Please state how many lines in the records below contain the word "endpoint"; the number alone is the answer.

TASK MATERIAL START

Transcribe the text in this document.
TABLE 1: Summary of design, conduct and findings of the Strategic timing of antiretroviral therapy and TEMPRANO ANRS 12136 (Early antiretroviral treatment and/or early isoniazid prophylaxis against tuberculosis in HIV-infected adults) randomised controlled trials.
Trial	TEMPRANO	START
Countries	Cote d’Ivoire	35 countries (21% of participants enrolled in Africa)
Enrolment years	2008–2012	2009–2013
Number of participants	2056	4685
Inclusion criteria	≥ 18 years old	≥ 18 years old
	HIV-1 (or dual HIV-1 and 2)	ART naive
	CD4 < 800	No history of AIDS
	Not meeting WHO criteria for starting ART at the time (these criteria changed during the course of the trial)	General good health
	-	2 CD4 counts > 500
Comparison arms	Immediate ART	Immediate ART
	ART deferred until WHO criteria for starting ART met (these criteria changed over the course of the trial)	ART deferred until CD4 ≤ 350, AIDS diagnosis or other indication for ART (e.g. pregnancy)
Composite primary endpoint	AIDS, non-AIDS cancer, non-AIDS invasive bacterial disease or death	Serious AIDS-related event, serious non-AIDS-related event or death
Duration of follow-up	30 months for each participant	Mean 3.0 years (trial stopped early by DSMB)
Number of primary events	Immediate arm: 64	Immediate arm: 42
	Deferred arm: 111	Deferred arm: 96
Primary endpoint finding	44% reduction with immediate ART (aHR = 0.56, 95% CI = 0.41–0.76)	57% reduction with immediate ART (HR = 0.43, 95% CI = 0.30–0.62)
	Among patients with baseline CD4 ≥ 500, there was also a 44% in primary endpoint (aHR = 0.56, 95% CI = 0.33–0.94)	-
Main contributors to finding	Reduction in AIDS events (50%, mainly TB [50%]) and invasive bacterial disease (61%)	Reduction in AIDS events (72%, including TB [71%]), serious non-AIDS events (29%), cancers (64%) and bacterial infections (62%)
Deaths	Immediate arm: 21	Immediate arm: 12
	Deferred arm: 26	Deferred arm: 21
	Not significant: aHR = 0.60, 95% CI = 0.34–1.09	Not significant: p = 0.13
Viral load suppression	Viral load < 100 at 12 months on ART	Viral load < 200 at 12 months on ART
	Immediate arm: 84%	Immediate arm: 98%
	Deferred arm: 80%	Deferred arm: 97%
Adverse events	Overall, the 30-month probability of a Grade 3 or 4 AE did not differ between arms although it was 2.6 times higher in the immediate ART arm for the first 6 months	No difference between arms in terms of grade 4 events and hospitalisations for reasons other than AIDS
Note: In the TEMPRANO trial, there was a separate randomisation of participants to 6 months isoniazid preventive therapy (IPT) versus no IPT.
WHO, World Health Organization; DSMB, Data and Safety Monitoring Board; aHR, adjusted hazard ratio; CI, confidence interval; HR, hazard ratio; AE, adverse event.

TASK MATERIAL END

FINISHED EXERCISE: 3